— Job —
Read the records below and copy each line that contains "glyph".

— Material provided —
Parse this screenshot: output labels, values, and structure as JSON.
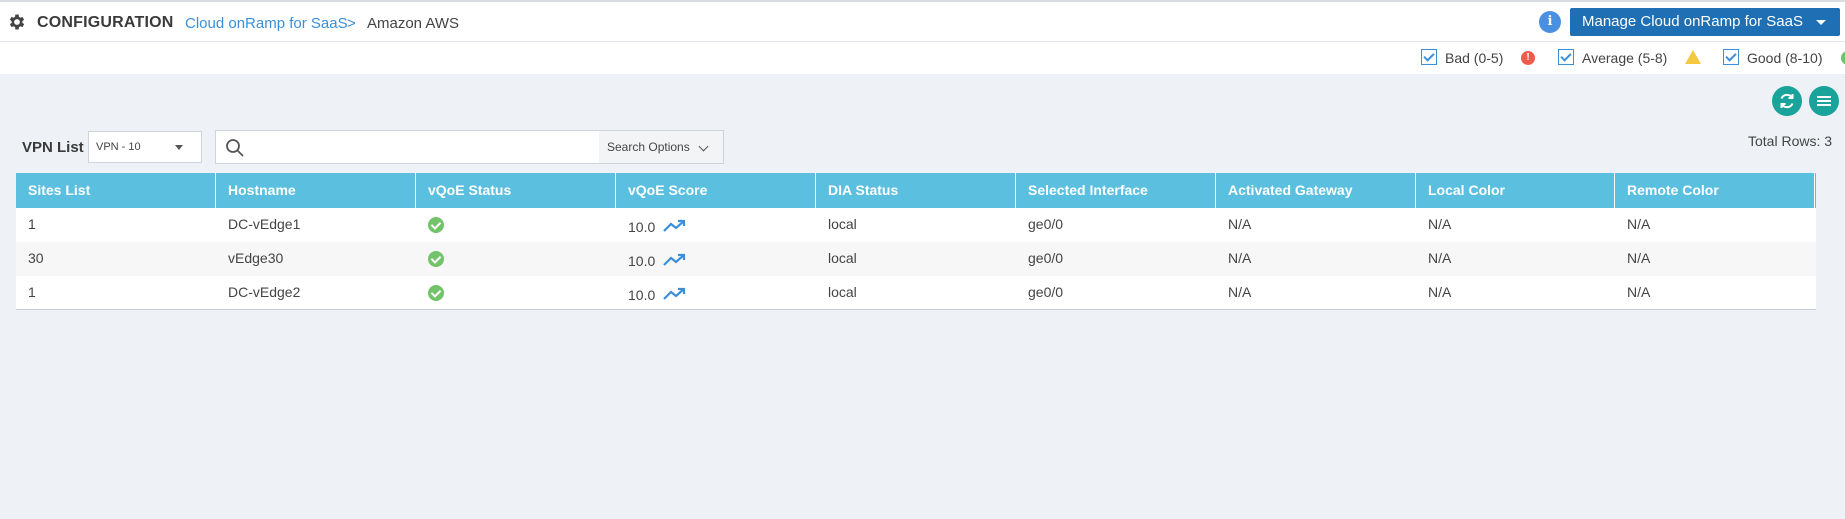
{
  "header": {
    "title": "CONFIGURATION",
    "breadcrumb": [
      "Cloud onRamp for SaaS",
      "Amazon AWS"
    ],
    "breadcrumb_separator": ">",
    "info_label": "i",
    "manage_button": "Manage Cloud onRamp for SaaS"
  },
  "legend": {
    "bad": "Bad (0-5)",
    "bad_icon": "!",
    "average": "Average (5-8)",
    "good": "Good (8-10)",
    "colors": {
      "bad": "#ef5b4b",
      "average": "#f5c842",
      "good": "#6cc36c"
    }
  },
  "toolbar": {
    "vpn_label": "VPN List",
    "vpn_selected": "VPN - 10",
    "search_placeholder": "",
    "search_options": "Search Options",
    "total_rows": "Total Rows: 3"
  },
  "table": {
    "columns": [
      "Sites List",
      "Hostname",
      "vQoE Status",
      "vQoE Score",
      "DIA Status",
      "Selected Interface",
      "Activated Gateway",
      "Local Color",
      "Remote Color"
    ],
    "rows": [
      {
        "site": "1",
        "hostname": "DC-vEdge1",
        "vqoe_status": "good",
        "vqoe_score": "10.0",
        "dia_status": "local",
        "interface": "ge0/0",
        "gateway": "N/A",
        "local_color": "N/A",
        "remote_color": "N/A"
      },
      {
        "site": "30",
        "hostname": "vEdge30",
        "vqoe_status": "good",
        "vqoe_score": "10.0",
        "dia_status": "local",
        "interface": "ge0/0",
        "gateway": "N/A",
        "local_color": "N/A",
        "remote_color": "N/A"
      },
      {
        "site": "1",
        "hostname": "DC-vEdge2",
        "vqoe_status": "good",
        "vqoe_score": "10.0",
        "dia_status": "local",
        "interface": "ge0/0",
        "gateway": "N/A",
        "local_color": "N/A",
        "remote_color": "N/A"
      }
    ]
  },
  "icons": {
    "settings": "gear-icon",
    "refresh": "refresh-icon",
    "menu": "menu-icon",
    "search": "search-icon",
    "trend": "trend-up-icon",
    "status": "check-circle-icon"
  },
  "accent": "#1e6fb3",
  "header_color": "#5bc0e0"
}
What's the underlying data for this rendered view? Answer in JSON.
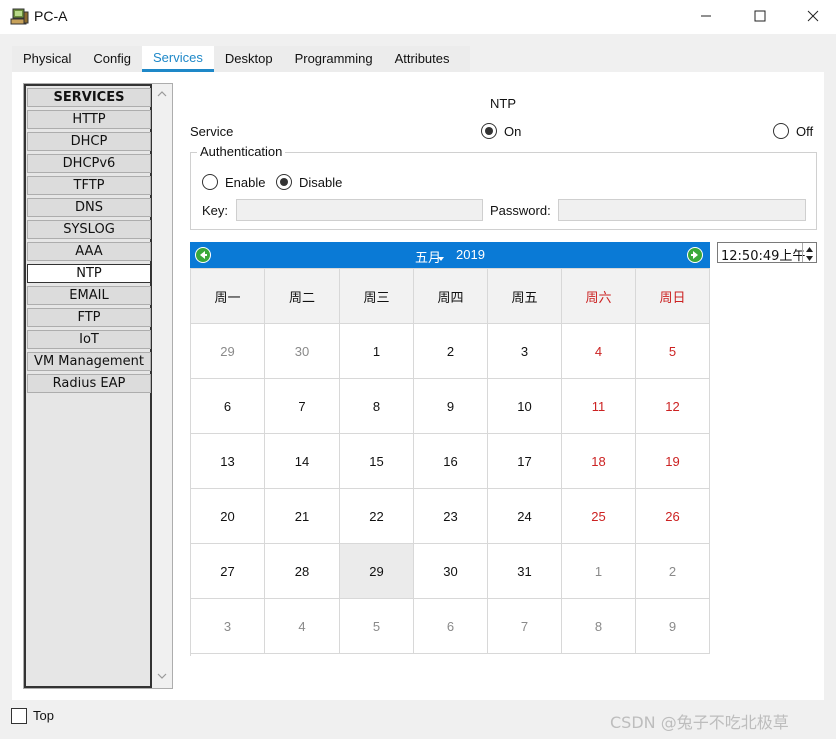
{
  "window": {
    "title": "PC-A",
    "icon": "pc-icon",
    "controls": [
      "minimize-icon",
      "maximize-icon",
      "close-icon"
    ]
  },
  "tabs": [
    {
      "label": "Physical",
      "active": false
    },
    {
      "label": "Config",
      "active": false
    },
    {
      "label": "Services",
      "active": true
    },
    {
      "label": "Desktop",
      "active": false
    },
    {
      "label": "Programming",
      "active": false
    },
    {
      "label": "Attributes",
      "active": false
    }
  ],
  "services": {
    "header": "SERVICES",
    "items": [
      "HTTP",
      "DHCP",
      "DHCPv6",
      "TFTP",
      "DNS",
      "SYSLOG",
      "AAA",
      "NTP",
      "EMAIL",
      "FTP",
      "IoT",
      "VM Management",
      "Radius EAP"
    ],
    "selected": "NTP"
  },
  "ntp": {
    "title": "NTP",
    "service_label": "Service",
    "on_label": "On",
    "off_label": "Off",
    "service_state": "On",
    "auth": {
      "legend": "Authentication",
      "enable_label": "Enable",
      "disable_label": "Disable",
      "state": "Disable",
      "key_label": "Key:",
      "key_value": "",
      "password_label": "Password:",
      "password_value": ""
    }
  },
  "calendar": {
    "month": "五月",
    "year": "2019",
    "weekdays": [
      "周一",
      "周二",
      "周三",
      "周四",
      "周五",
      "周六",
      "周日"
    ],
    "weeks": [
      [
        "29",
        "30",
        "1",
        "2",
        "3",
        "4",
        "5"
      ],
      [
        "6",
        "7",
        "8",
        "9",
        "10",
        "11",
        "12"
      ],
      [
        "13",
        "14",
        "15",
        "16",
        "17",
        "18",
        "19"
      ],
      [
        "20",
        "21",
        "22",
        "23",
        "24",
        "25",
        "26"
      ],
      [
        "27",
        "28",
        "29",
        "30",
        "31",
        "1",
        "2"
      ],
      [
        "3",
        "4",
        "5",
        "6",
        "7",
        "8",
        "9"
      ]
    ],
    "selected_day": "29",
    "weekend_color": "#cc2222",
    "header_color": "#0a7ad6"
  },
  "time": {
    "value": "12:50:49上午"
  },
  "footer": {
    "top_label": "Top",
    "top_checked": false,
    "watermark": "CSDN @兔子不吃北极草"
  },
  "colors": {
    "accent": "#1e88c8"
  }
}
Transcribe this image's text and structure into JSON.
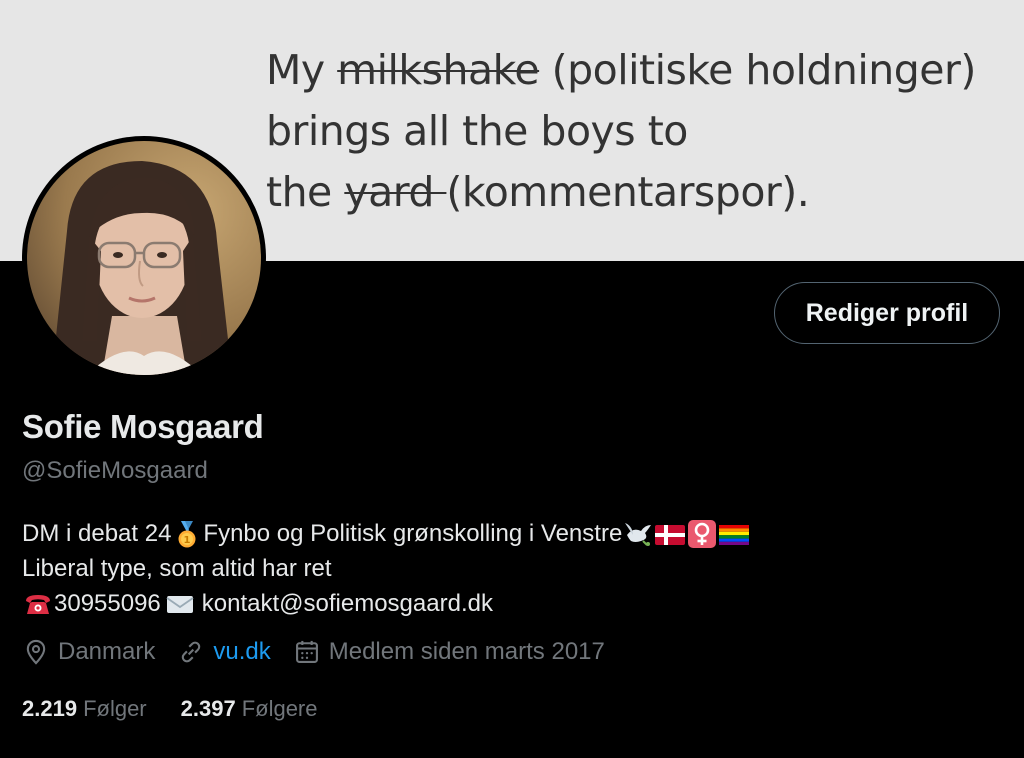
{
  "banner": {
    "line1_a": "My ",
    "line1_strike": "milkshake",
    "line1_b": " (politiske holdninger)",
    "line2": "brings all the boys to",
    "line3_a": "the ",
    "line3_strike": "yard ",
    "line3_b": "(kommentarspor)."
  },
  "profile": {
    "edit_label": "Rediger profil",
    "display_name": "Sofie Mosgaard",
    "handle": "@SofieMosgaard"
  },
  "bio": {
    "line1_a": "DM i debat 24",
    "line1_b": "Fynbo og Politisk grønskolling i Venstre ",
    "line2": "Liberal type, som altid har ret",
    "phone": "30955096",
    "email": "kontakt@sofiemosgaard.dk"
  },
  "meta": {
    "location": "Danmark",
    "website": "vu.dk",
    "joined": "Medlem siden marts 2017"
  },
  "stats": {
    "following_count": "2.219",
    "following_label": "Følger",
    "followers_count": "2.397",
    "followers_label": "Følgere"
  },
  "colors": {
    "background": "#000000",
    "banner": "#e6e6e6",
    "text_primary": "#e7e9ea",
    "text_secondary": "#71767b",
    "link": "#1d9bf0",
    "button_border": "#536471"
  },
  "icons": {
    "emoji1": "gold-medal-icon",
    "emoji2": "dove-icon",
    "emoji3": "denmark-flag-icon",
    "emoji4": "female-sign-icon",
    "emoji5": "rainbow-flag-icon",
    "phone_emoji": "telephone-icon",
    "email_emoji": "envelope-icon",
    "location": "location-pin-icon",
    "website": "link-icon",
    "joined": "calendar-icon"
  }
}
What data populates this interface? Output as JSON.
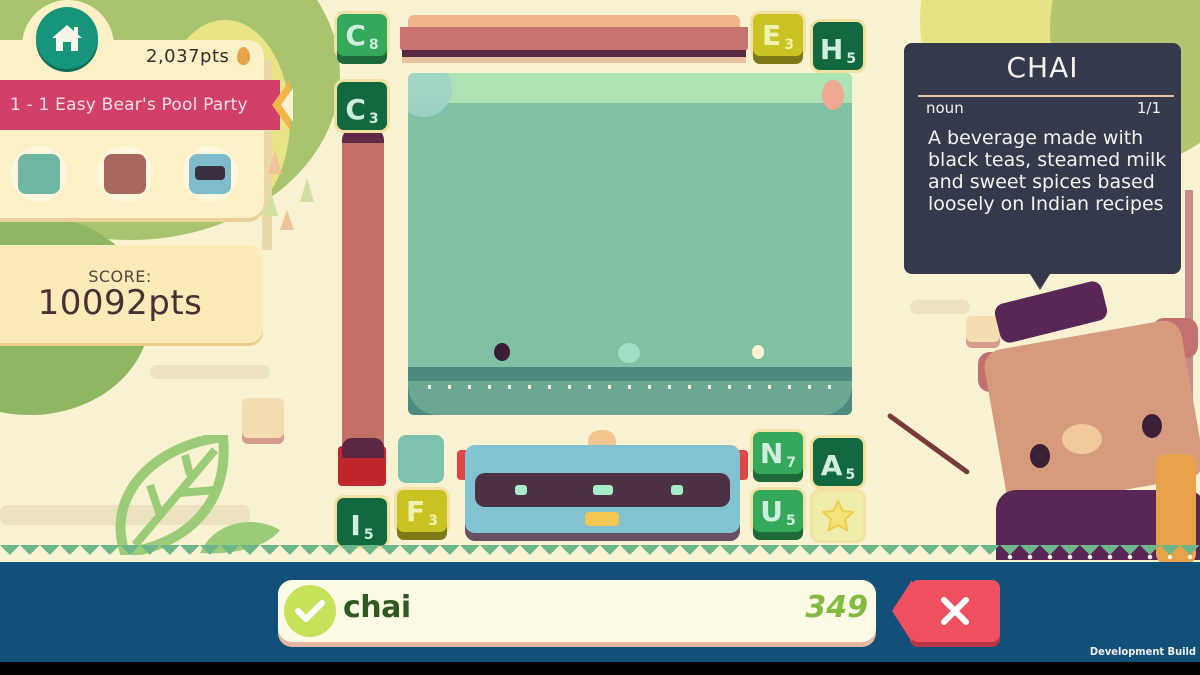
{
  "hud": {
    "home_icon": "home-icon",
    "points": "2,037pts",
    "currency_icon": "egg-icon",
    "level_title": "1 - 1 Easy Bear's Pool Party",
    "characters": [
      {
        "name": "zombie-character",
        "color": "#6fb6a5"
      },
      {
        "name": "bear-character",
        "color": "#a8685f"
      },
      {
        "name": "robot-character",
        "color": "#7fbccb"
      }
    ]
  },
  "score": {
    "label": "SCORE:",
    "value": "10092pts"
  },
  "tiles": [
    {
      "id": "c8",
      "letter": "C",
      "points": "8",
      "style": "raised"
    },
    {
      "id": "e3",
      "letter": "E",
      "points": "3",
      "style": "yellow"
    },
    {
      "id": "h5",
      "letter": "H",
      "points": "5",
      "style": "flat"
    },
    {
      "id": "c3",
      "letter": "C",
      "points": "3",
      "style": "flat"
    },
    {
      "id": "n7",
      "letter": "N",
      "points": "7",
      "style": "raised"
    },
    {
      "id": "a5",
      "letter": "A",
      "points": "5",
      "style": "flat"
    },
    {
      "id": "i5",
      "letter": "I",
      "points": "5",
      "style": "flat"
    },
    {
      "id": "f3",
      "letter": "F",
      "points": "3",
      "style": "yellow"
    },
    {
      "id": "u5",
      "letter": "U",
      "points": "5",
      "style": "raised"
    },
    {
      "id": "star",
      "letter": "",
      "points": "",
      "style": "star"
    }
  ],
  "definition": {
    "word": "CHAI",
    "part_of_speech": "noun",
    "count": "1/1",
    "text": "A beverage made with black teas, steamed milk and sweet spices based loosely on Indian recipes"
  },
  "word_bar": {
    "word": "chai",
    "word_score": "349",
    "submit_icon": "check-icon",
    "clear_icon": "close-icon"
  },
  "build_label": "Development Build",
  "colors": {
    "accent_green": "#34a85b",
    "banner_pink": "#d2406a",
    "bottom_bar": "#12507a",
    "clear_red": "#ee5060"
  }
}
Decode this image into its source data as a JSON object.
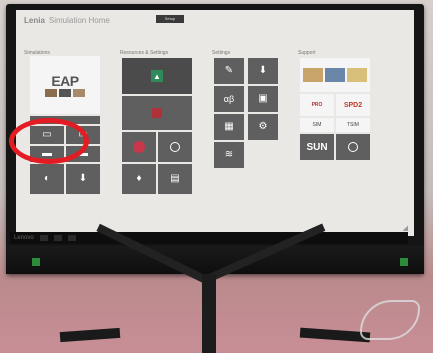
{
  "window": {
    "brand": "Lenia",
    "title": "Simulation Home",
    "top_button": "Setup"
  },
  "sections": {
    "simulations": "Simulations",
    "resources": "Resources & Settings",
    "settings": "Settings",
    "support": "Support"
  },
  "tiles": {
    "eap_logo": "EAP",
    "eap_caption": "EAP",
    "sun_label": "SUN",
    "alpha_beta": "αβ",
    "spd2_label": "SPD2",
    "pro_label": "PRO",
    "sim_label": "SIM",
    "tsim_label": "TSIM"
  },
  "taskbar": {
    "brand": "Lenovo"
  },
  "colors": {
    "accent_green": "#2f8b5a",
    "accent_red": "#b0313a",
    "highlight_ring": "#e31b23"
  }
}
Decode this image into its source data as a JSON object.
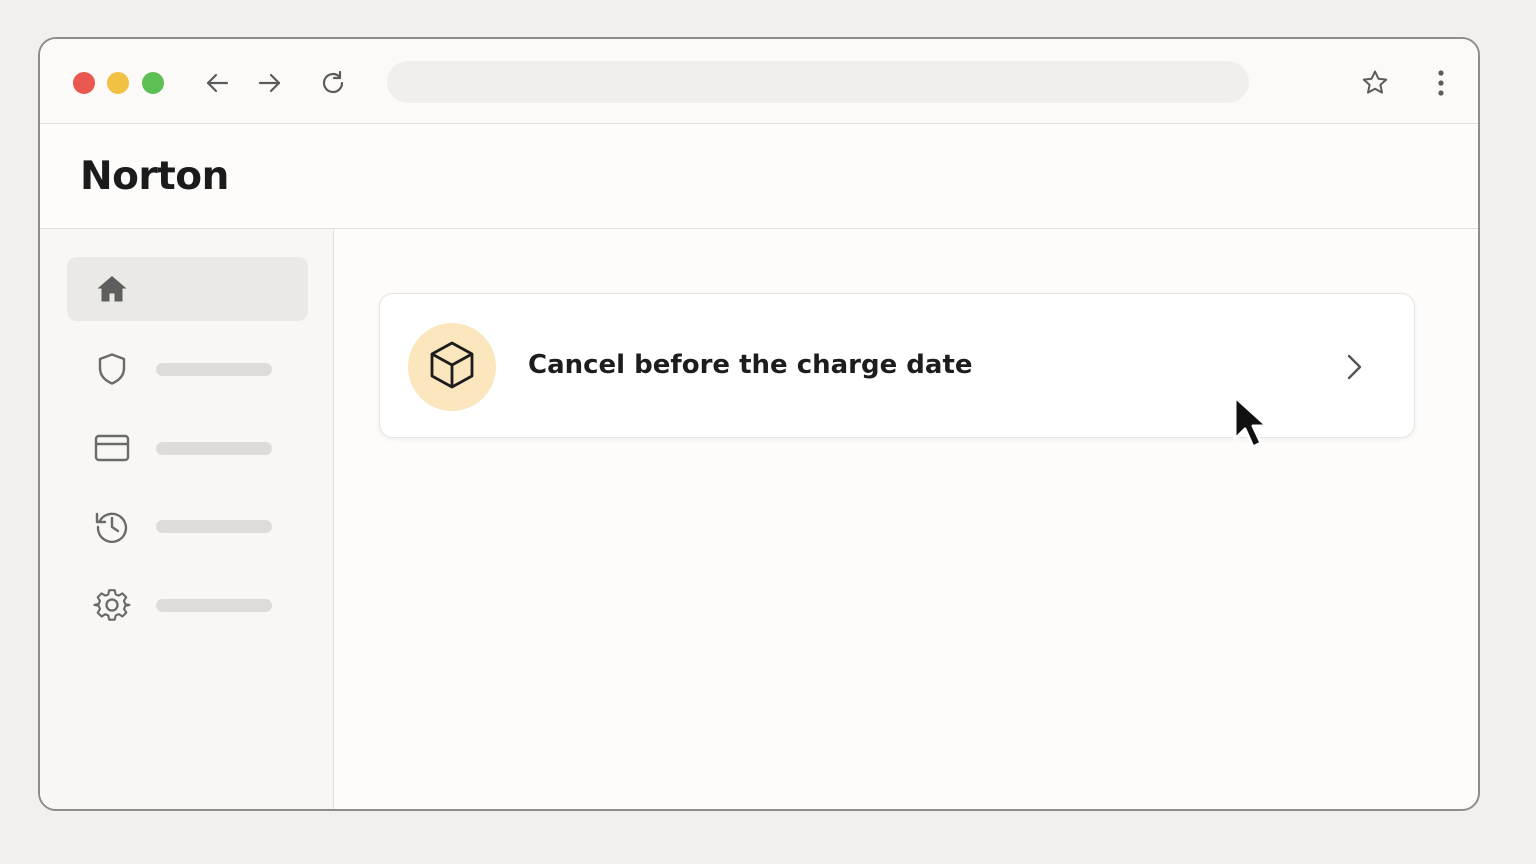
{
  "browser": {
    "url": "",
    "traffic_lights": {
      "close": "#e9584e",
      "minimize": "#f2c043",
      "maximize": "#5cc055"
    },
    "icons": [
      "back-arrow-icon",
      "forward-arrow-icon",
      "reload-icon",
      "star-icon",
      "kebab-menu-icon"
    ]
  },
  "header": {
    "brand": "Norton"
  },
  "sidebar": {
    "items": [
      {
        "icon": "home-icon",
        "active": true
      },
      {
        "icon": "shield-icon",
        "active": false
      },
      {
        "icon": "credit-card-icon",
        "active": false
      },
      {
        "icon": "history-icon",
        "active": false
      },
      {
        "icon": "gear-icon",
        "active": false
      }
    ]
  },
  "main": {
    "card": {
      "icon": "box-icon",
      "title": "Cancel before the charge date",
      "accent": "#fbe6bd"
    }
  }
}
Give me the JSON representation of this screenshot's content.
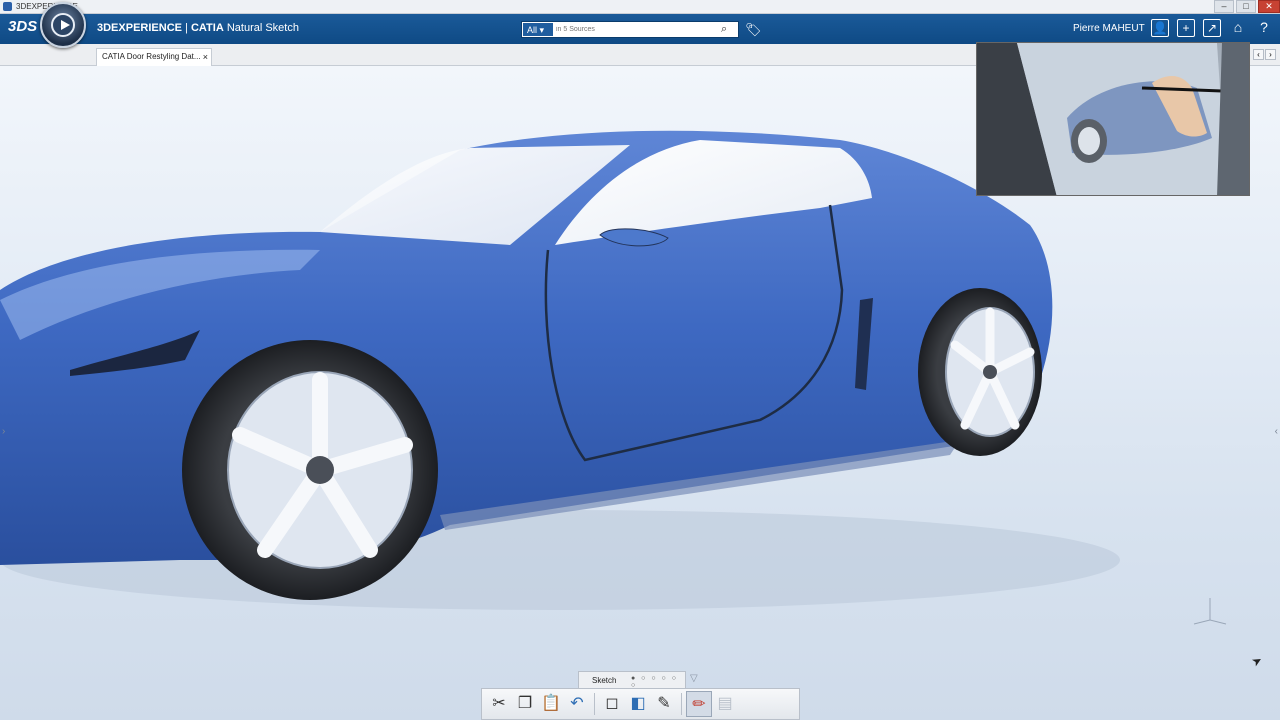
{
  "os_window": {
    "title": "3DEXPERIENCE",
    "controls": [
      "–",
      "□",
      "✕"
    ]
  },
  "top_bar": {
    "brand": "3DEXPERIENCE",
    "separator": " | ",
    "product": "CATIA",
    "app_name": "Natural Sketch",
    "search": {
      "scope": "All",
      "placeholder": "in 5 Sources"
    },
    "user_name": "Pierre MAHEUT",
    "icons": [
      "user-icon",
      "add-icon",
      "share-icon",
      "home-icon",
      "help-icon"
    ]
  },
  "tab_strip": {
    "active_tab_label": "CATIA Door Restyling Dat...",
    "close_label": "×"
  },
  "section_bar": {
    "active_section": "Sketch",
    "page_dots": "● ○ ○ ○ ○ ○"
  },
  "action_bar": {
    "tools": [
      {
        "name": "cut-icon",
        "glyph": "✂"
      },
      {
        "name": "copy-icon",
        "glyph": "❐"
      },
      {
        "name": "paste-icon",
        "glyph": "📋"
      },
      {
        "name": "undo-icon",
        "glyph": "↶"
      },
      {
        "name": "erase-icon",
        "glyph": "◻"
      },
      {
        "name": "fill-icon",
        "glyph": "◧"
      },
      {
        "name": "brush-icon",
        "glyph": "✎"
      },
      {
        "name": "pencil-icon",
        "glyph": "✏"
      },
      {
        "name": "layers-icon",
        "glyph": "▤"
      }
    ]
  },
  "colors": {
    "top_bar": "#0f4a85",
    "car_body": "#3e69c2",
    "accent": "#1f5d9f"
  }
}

— Answer in full —
        "glyph": "✂"
        "glyph": "❐"
        "glyph": "📋"
        "glyph": "↶"
        "glyph": "◻"
        "glyph": "◧"
        "glyph": "✎"
        "glyph": "✏"
        "glyph": "▤"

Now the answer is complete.